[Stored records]
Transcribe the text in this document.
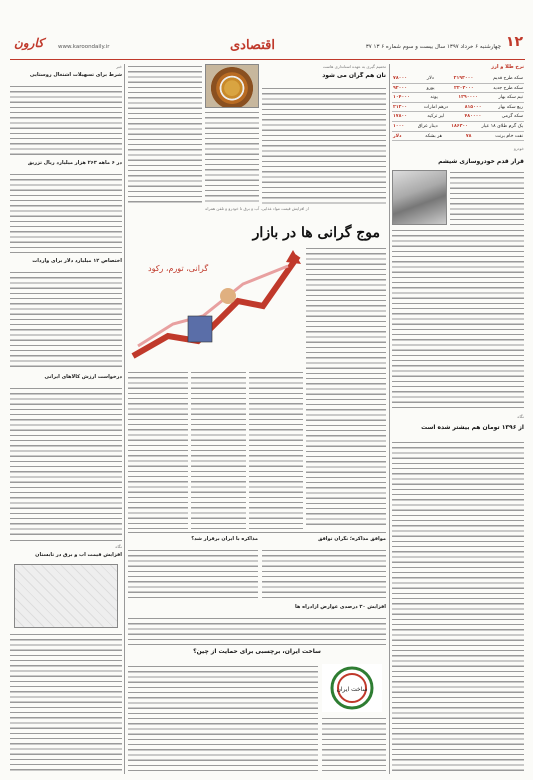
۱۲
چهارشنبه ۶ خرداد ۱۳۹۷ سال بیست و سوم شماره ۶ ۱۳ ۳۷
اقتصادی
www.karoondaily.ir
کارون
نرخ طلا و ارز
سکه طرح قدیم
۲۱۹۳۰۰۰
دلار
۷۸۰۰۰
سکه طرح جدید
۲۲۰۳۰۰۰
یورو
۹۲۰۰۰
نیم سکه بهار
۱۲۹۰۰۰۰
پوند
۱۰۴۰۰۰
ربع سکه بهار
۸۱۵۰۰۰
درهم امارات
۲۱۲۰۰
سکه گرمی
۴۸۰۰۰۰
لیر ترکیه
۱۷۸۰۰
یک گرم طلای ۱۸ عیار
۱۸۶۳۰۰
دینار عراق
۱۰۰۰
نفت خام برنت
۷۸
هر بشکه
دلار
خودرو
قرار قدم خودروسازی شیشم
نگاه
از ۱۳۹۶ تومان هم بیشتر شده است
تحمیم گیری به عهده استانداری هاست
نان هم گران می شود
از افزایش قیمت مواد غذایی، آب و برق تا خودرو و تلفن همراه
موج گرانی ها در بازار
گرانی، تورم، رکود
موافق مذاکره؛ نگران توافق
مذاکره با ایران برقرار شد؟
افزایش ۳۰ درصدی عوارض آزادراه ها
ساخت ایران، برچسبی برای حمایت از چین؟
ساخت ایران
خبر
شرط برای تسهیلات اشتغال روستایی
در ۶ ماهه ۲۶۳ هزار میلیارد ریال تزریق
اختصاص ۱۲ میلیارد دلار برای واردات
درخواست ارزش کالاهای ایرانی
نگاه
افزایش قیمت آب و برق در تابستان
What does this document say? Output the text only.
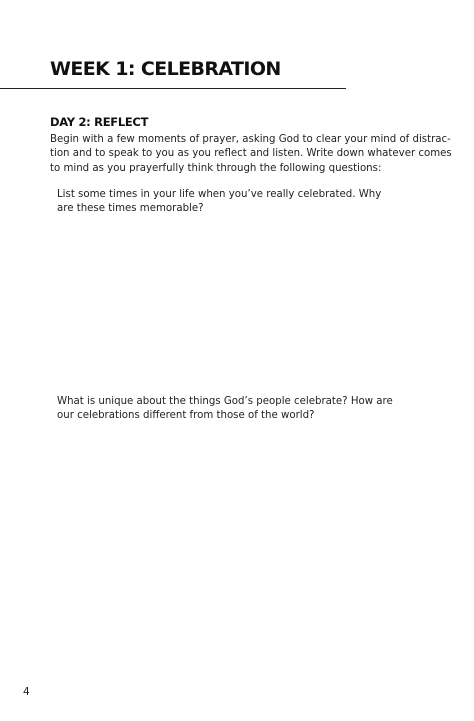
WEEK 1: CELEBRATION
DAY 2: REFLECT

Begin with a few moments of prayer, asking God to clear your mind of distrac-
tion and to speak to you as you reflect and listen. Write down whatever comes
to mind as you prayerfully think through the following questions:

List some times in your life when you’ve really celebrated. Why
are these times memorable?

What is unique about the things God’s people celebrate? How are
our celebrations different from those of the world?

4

Brief.
Extract every line of the data exactly; pictures stay out.

Output for this task.
Transcribe the text in this document.
۱۲
چهارشنبه ۶ خرداد ۱۳۹۷ سال بیست و سوم شماره ۶ ۱۳ ۳۷
اقتصادی
www.karoondaily.ir
کارون
نرخ طلا و ارز
سکه طرح قدیم
۲۱۹۳۰۰۰
دلار
۷۸۰۰۰
سکه طرح جدید
۲۲۰۳۰۰۰
یورو
۹۲۰۰۰
نیم سکه بهار
۱۲۹۰۰۰۰
پوند
۱۰۴۰۰۰
ربع سکه بهار
۸۱۵۰۰۰
درهم امارات
۲۱۲۰۰
سکه گرمی
۴۸۰۰۰۰
لیر ترکیه
۱۷۸۰۰
یک گرم طلای ۱۸ عیار
۱۸۶۳۰۰
دینار عراق
۱۰۰۰
نفت خام برنت
۷۸
هر بشکه
دلار
خودرو
قرار قدم خودروسازی شیشم
نگاه
از ۱۳۹۶ تومان هم بیشتر شده است
تحمیم گیری به عهده استانداری هاست
نان هم گران می شود
از افزایش قیمت مواد غذایی، آب و برق تا خودرو و تلفن همراه
موج گرانی ها در بازار
گرانی، تورم، رکود
موافق مذاکره؛ نگران توافق
مذاکره با ایران برقرار شد؟
افزایش ۳۰ درصدی عوارض آزادراه ها
ساخت ایران، برچسبی برای حمایت از چین؟
ساخت ایران
خبر
شرط برای تسهیلات اشتغال روستایی
در ۶ ماهه ۲۶۳ هزار میلیارد ریال تزریق
اختصاص ۱۲ میلیارد دلار برای واردات
درخواست ارزش کالاهای ایرانی
نگاه
افزایش قیمت آب و برق در تابستان
What does this document say? Output the text only.
WEEK 1: CELEBRATION
DAY 2: REFLECT

Begin with a few moments of prayer, asking God to clear your mind of distrac-
tion and to speak to you as you reflect and listen. Write down whatever comes
to mind as you prayerfully think through the following questions:

List some times in your life when you’ve really celebrated. Why
are these times memorable?

What is unique about the things God’s people celebrate? How are
our celebrations different from those of the world?

4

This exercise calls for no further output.